→ Task brief
Check each line of the listing, and copy it if it contains the word "ControlNet".

Source data

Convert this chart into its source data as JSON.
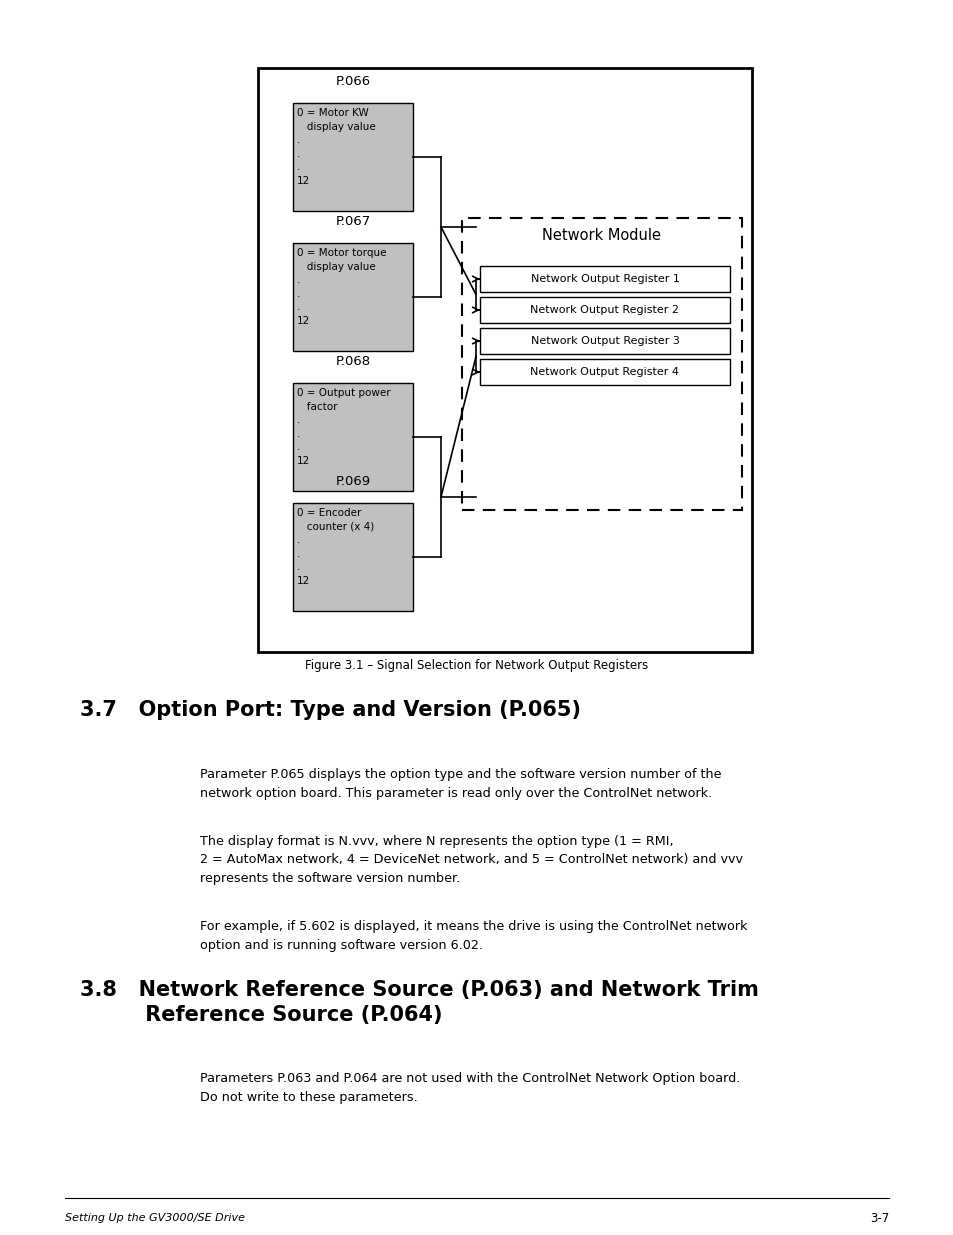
{
  "page_bg": "#ffffff",
  "figure_caption": "Figure 3.1 – Signal Selection for Network Output Registers",
  "section_37_title": "3.7   Option Port: Type and Version (P.065)",
  "section_37_para1": "Parameter P.065 displays the option type and the software version number of the\nnetwork option board. This parameter is read only over the ControlNet network.",
  "section_37_para2": "The display format is N.vvv, where N represents the option type (1 = RMI,\n2 = AutoMax network, 4 = DeviceNet network, and 5 = ControlNet network) and vvv\nrepresents the software version number.",
  "section_37_para3": "For example, if 5.602 is displayed, it means the drive is using the ControlNet network\noption and is running software version 6.02.",
  "section_38_title": "3.8   Network Reference Source (P.063) and Network Trim\n         Reference Source (P.064)",
  "section_38_para1": "Parameters P.063 and P.064 are not used with the ControlNet Network Option board.\nDo not write to these parameters.",
  "footer_left": "Setting Up the GV3000/SE Drive",
  "footer_right": "3-7",
  "diagram": {
    "outer_box_color": "#000000",
    "inner_bg": "#ffffff",
    "box_fill": "#c0c0c0",
    "network_module_label": "Network Module",
    "registers": [
      "Network Output Register 1",
      "Network Output Register 2",
      "Network Output Register 3",
      "Network Output Register 4"
    ]
  }
}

→ Task response
  "section_37_para1": "Parameter P.065 displays the option type and the software version number of the\nnetwork option board. This parameter is read only over the ControlNet network.",
  "section_37_para2": "The display format is N.vvv, where N represents the option type (1 = RMI,\n2 = AutoMax network, 4 = DeviceNet network, and 5 = ControlNet network) and vvv\nrepresents the software version number.",
  "section_37_para3": "For example, if 5.602 is displayed, it means the drive is using the ControlNet network\noption and is running software version 6.02.",
  "section_38_para1": "Parameters P.063 and P.064 are not used with the ControlNet Network Option board.\nDo not write to these parameters.",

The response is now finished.